MATERIAL FOR THIS EXERCISE>
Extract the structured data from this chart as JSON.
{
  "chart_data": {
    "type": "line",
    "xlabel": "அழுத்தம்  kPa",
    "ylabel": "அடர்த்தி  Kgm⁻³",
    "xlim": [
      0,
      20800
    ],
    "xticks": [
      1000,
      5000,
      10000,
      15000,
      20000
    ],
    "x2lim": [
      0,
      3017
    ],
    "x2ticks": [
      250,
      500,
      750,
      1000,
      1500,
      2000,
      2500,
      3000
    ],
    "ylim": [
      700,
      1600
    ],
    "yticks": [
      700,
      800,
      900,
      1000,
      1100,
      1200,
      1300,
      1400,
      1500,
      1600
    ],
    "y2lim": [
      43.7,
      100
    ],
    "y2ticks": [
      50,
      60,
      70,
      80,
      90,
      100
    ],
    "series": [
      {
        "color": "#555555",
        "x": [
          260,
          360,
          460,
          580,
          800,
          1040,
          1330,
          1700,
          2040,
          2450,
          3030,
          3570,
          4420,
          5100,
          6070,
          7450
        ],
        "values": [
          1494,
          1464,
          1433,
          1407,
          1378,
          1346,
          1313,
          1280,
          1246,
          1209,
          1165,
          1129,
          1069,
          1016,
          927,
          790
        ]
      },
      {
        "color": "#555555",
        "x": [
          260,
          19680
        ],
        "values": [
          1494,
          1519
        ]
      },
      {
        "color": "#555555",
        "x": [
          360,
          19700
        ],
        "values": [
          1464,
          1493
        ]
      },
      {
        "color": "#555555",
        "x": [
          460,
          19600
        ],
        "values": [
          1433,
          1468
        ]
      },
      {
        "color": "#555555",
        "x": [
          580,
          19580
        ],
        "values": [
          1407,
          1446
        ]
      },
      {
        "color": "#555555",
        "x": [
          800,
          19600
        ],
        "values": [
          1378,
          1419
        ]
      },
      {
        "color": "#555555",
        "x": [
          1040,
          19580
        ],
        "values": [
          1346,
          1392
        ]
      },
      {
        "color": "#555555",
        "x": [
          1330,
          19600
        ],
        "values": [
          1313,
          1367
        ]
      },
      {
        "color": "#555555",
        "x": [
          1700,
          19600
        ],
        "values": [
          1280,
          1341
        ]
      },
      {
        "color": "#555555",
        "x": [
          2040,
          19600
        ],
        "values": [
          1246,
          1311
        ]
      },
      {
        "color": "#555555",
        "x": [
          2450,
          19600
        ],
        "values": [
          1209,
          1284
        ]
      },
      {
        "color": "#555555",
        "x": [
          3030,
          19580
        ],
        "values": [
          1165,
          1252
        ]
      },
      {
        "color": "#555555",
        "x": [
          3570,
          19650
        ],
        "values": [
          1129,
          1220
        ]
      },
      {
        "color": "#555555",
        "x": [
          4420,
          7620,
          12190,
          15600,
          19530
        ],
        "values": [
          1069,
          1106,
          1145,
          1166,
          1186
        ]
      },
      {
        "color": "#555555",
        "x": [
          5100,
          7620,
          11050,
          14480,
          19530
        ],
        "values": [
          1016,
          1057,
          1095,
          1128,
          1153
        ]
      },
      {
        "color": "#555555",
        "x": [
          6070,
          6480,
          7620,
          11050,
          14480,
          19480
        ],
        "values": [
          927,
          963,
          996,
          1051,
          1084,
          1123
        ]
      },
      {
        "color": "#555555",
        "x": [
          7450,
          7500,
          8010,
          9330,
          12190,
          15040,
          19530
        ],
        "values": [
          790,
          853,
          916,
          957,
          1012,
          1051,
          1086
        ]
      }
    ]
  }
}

TASK INSTRUCTIONS>
Extract the complete set of records unchanged.

REPLY>
Extract the structured data from this chart as JSON.
{
  "chart_data": {
    "type": "line",
    "xlabel": "அழுத்தம்  kPa",
    "ylabel": "அடர்த்தி  Kgm⁻³",
    "xlim": [
      0,
      20800
    ],
    "xticks": [
      1000,
      5000,
      10000,
      15000,
      20000
    ],
    "x2lim": [
      0,
      3017
    ],
    "x2ticks": [
      250,
      500,
      750,
      1000,
      1500,
      2000,
      2500,
      3000
    ],
    "ylim": [
      700,
      1600
    ],
    "yticks": [
      700,
      800,
      900,
      1000,
      1100,
      1200,
      1300,
      1400,
      1500,
      1600
    ],
    "y2lim": [
      43.7,
      100
    ],
    "y2ticks": [
      50,
      60,
      70,
      80,
      90,
      100
    ],
    "series": [
      {
        "color": "#555555",
        "x": [
          260,
          360,
          460,
          580,
          800,
          1040,
          1330,
          1700,
          2040,
          2450,
          3030,
          3570,
          4420,
          5100,
          6070,
          7450
        ],
        "values": [
          1494,
          1464,
          1433,
          1407,
          1378,
          1346,
          1313,
          1280,
          1246,
          1209,
          1165,
          1129,
          1069,
          1016,
          927,
          790
        ]
      },
      {
        "color": "#555555",
        "x": [
          260,
          19680
        ],
        "values": [
          1494,
          1519
        ]
      },
      {
        "color": "#555555",
        "x": [
          360,
          19700
        ],
        "values": [
          1464,
          1493
        ]
      },
      {
        "color": "#555555",
        "x": [
          460,
          19600
        ],
        "values": [
          1433,
          1468
        ]
      },
      {
        "color": "#555555",
        "x": [
          580,
          19580
        ],
        "values": [
          1407,
          1446
        ]
      },
      {
        "color": "#555555",
        "x": [
          800,
          19600
        ],
        "values": [
          1378,
          1419
        ]
      },
      {
        "color": "#555555",
        "x": [
          1040,
          19580
        ],
        "values": [
          1346,
          1392
        ]
      },
      {
        "color": "#555555",
        "x": [
          1330,
          19600
        ],
        "values": [
          1313,
          1367
        ]
      },
      {
        "color": "#555555",
        "x": [
          1700,
          19600
        ],
        "values": [
          1280,
          1341
        ]
      },
      {
        "color": "#555555",
        "x": [
          2040,
          19600
        ],
        "values": [
          1246,
          1311
        ]
      },
      {
        "color": "#555555",
        "x": [
          2450,
          19600
        ],
        "values": [
          1209,
          1284
        ]
      },
      {
        "color": "#555555",
        "x": [
          3030,
          19580
        ],
        "values": [
          1165,
          1252
        ]
      },
      {
        "color": "#555555",
        "x": [
          3570,
          19650
        ],
        "values": [
          1129,
          1220
        ]
      },
      {
        "color": "#555555",
        "x": [
          4420,
          7620,
          12190,
          15600,
          19530
        ],
        "values": [
          1069,
          1106,
          1145,
          1166,
          1186
        ]
      },
      {
        "color": "#555555",
        "x": [
          5100,
          7620,
          11050,
          14480,
          19530
        ],
        "values": [
          1016,
          1057,
          1095,
          1128,
          1153
        ]
      },
      {
        "color": "#555555",
        "x": [
          6070,
          6480,
          7620,
          11050,
          14480,
          19480
        ],
        "values": [
          927,
          963,
          996,
          1051,
          1084,
          1123
        ]
      },
      {
        "color": "#555555",
        "x": [
          7450,
          7500,
          8010,
          9330,
          12190,
          15040,
          19530
        ],
        "values": [
          790,
          853,
          916,
          957,
          1012,
          1051,
          1086
        ]
      }
    ]
  }
}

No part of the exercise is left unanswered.